• _Objective_:
Each line should be copied exactly.

• _Input data_:
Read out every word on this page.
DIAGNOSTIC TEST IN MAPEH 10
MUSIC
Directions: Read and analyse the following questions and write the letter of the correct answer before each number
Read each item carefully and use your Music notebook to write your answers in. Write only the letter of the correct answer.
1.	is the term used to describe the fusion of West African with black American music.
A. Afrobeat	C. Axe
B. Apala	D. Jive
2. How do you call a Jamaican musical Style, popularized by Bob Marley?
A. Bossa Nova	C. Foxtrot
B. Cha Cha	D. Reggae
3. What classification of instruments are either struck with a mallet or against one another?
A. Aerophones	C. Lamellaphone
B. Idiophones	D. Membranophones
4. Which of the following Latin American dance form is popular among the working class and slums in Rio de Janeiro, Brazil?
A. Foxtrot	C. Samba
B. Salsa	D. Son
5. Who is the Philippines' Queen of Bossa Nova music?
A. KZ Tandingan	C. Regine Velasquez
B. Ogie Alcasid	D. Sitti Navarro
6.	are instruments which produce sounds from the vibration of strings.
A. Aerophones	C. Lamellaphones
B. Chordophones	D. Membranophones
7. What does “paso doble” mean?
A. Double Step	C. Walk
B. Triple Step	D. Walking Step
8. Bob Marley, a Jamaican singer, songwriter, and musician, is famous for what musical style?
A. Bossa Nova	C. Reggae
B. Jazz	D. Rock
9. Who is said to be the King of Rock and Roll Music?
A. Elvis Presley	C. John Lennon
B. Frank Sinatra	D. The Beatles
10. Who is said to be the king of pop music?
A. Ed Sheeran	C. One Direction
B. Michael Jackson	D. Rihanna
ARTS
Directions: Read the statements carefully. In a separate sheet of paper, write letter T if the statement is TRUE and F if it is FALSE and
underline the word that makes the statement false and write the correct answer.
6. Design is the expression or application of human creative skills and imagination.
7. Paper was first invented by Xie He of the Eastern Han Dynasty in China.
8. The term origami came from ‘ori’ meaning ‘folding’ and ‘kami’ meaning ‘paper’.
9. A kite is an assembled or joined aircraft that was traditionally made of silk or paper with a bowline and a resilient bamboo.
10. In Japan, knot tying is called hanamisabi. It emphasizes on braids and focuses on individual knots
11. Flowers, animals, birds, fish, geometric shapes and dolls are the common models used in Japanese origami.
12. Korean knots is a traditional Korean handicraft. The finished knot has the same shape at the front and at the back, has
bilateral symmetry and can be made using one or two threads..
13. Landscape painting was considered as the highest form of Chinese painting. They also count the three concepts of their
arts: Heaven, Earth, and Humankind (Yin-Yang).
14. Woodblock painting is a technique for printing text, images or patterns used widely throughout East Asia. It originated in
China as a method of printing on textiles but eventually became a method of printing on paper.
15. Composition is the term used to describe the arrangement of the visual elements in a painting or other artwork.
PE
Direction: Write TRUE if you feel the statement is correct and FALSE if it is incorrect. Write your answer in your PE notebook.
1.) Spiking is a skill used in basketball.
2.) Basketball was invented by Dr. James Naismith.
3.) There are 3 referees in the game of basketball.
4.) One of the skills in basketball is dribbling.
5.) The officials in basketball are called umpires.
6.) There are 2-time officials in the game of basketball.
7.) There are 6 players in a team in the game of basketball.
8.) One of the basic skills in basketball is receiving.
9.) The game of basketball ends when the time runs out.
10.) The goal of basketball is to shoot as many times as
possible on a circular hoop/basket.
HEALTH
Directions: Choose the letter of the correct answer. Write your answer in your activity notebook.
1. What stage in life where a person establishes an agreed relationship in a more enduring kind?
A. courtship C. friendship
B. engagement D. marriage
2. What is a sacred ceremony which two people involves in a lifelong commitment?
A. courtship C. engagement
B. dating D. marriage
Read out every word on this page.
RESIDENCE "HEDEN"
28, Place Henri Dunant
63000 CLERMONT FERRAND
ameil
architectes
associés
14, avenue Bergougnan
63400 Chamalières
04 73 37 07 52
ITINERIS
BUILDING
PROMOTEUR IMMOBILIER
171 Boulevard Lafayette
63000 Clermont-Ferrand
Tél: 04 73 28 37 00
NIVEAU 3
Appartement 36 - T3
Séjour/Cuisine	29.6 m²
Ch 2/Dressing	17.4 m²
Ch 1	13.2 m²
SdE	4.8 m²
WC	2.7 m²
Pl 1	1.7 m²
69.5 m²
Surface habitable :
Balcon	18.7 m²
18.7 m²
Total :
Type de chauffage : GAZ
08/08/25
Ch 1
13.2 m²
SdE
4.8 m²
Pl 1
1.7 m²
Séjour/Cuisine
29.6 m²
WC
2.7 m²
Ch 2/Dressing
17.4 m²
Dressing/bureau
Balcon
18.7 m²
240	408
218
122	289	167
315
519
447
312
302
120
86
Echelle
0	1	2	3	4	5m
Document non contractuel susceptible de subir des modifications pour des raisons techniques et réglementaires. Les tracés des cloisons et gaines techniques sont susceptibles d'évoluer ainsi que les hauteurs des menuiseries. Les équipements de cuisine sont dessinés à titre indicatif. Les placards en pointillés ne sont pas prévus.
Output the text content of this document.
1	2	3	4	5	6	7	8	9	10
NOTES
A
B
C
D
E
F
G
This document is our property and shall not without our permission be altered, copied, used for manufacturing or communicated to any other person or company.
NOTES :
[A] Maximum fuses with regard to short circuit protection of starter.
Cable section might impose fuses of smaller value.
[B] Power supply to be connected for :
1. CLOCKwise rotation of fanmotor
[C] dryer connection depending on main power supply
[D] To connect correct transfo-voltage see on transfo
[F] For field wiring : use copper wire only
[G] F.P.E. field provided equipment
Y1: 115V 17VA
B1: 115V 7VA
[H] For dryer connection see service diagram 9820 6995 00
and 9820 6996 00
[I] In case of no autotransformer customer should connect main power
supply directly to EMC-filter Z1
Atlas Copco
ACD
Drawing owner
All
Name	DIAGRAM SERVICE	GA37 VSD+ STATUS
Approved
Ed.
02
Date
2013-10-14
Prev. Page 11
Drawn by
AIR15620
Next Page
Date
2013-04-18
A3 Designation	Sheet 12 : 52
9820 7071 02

• _Result below_:
Read out every word on this page.
DIAGNOSTIC TEST IN MAPEH 10
MUSIC
Directions: Read and analyse the following questions and write the letter of the correct answer before each number
Read each item carefully and use your Music notebook to write your answers in. Write only the letter of the correct answer.
1.	is the term used to describe the fusion of West African with black American music.
A. Afrobeat	C. Axe
B. Apala	D. Jive
2. How do you call a Jamaican musical Style, popularized by Bob Marley?
A. Bossa Nova	C. Foxtrot
B. Cha Cha	D. Reggae
3. What classification of instruments are either struck with a mallet or against one another?
A. Aerophones	C. Lamellaphone
B. Idiophones	D. Membranophones
4. Which of the following Latin American dance form is popular among the working class and slums in Rio de Janeiro, Brazil?
A. Foxtrot	C. Samba
B. Salsa	D. Son
5. Who is the Philippines' Queen of Bossa Nova music?
A. KZ Tandingan	C. Regine Velasquez
B. Ogie Alcasid	D. Sitti Navarro
6.	are instruments which produce sounds from the vibration of strings.
A. Aerophones	C. Lamellaphones
B. Chordophones	D. Membranophones
7. What does “paso doble” mean?
A. Double Step	C. Walk
B. Triple Step	D. Walking Step
8. Bob Marley, a Jamaican singer, songwriter, and musician, is famous for what musical style?
A. Bossa Nova	C. Reggae
B. Jazz	D. Rock
9. Who is said to be the King of Rock and Roll Music?
A. Elvis Presley	C. John Lennon
B. Frank Sinatra	D. The Beatles
10. Who is said to be the king of pop music?
A. Ed Sheeran	C. One Direction
B. Michael Jackson	D. Rihanna
ARTS
Directions: Read the statements carefully. In a separate sheet of paper, write letter T if the statement is TRUE and F if it is FALSE and
underline the word that makes the statement false and write the correct answer.
6. Design is the expression or application of human creative skills and imagination.
7. Paper was first invented by Xie He of the Eastern Han Dynasty in China.
8. The term origami came from ‘ori’ meaning ‘folding’ and ‘kami’ meaning ‘paper’.
9. A kite is an assembled or joined aircraft that was traditionally made of silk or paper with a bowline and a resilient bamboo.
10. In Japan, knot tying is called hanamisabi. It emphasizes on braids and focuses on individual knots
11. Flowers, animals, birds, fish, geometric shapes and dolls are the common models used in Japanese origami.
12. Korean knots is a traditional Korean handicraft. The finished knot has the same shape at the front and at the back, has
bilateral symmetry and can be made using one or two threads..
13. Landscape painting was considered as the highest form of Chinese painting. They also count the three concepts of their
arts: Heaven, Earth, and Humankind (Yin-Yang).
14. Woodblock painting is a technique for printing text, images or patterns used widely throughout East Asia. It originated in
China as a method of printing on textiles but eventually became a method of printing on paper.
15. Composition is the term used to describe the arrangement of the visual elements in a painting or other artwork.
PE
Direction: Write TRUE if you feel the statement is correct and FALSE if it is incorrect. Write your answer in your PE notebook.
1.) Spiking is a skill used in basketball.
2.) Basketball was invented by Dr. James Naismith.
3.) There are 3 referees in the game of basketball.
4.) One of the skills in basketball is dribbling.
5.) The officials in basketball are called umpires.
6.) There are 2-time officials in the game of basketball.
7.) There are 6 players in a team in the game of basketball.
8.) One of the basic skills in basketball is receiving.
9.) The game of basketball ends when the time runs out.
10.) The goal of basketball is to shoot as many times as
possible on a circular hoop/basket.
HEALTH
Directions: Choose the letter of the correct answer. Write your answer in your activity notebook.
1. What stage in life where a person establishes an agreed relationship in a more enduring kind?
A. courtship C. friendship
B. engagement D. marriage
2. What is a sacred ceremony which two people involves in a lifelong commitment?
A. courtship C. engagement
B. dating D. marriage
Read out every word on this page.
RESIDENCE "HEDEN"
28, Place Henri Dunant
63000 CLERMONT FERRAND
ameil
architectes
associés
14, avenue Bergougnan
63400 Chamalières
04 73 37 07 52
ITINERIS
BUILDING
PROMOTEUR IMMOBILIER
171 Boulevard Lafayette
63000 Clermont-Ferrand
Tél: 04 73 28 37 00
NIVEAU 3
Appartement 36 - T3
Séjour/Cuisine	29.6 m²
Ch 2/Dressing	17.4 m²
Ch 1	13.2 m²
SdE	4.8 m²
WC	2.7 m²
Pl 1	1.7 m²
69.5 m²
Surface habitable :
Balcon	18.7 m²
18.7 m²
Total :
Type de chauffage : GAZ
08/08/25
Ch 1
13.2 m²
SdE
4.8 m²
Pl 1
1.7 m²
Séjour/Cuisine
29.6 m²
WC
2.7 m²
Ch 2/Dressing
17.4 m²
Dressing/bureau
Balcon
18.7 m²
240	408
218
122	289	167
315
519
447
312
302
120
86
Echelle
0	1	2	3	4	5m
Document non contractuel susceptible de subir des modifications pour des raisons techniques et réglementaires. Les tracés des cloisons et gaines techniques sont susceptibles d'évoluer ainsi que les hauteurs des menuiseries. Les équipements de cuisine sont dessinés à titre indicatif. Les placards en pointillés ne sont pas prévus.
Output the text content of this document.
1	2	3	4	5	6	7	8	9	10
NOTES
A
B
C
D
E
F
G
This document is our property and shall not without our permission be altered, copied, used for manufacturing or communicated to any other person or company.
NOTES :
[A] Maximum fuses with regard to short circuit protection of starter.
Cable section might impose fuses of smaller value.
[B] Power supply to be connected for :
1. CLOCKwise rotation of fanmotor
[C] dryer connection depending on main power supply
[D] To connect correct transfo-voltage see on transfo
[F] For field wiring : use copper wire only
[G] F.P.E. field provided equipment
Y1: 115V 17VA
B1: 115V 7VA
[H] For dryer connection see service diagram 9820 6995 00
and 9820 6996 00
[I] In case of no autotransformer customer should connect main power
supply directly to EMC-filter Z1
Atlas Copco
ACD
Drawing owner
All
Name	DIAGRAM SERVICE	GA37 VSD+ STATUS
Approved
Ed.
02
Date
2013-10-14
Prev. Page 11
Drawn by
AIR15620
Next Page
Date
2013-04-18
A3 Designation	Sheet 12 : 52
9820 7071 02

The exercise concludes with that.